• **Stored records**:
>>>>>
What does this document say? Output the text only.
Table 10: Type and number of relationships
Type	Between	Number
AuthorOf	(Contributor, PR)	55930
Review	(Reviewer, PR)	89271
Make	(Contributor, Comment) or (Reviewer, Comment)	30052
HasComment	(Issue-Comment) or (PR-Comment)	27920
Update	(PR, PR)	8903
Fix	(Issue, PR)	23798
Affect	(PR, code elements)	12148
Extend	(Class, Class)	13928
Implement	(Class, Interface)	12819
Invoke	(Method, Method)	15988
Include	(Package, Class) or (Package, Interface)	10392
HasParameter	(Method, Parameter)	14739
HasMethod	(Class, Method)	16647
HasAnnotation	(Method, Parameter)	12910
<<<<<
>>>>>
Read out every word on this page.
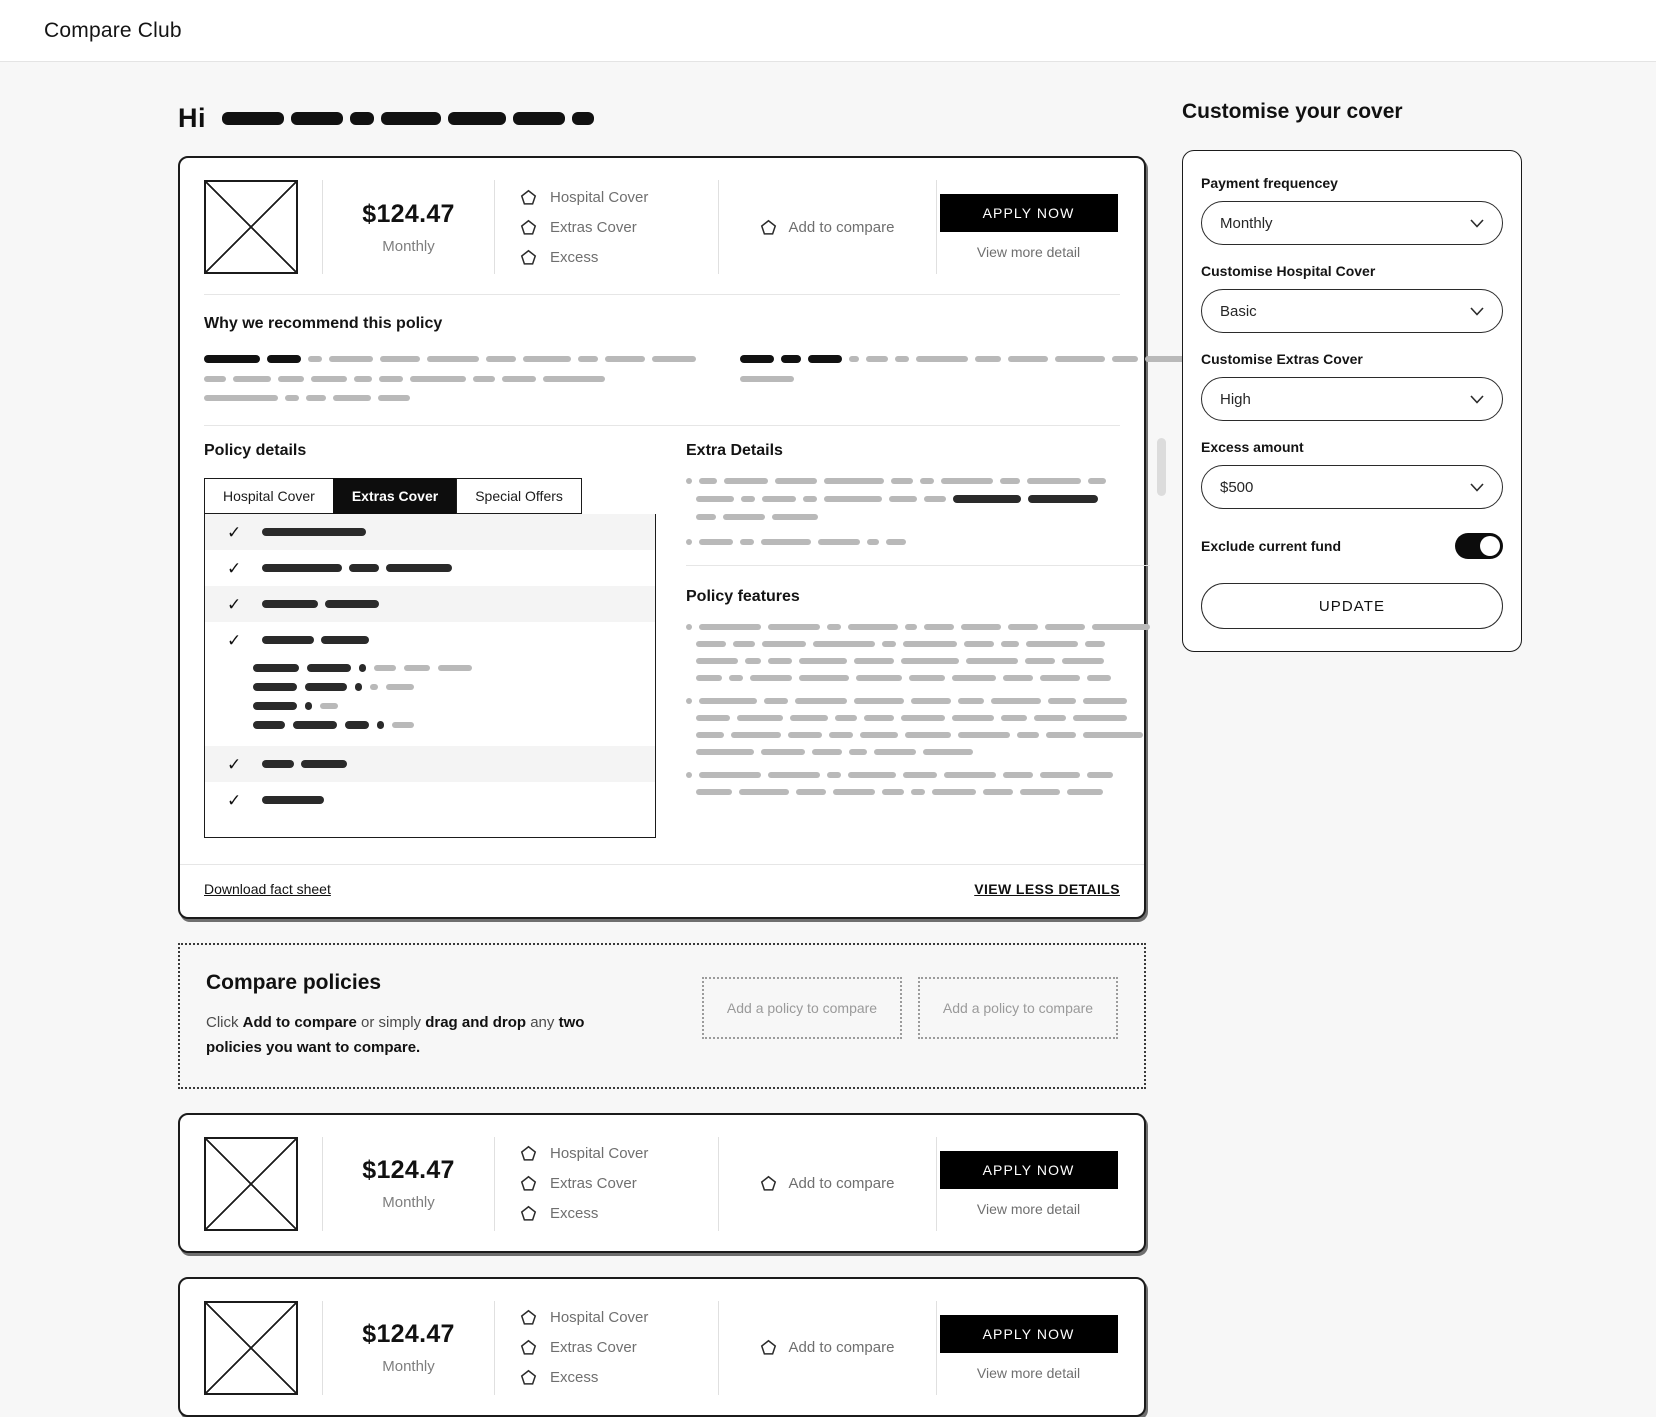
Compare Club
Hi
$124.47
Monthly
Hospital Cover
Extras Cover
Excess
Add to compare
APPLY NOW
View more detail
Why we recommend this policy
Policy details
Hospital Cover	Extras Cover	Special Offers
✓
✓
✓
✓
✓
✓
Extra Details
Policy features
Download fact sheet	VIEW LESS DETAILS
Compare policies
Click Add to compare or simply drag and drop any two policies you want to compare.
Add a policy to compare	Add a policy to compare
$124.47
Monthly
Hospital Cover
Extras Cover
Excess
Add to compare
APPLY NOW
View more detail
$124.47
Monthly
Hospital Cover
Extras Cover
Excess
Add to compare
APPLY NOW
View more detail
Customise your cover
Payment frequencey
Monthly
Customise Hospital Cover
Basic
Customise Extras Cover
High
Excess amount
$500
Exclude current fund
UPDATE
<<<<<
• **Exercise directions**:
Some lines of the data may hold the word "Reviewer". Say how many do, with nothing else.

• **Written answer**:
2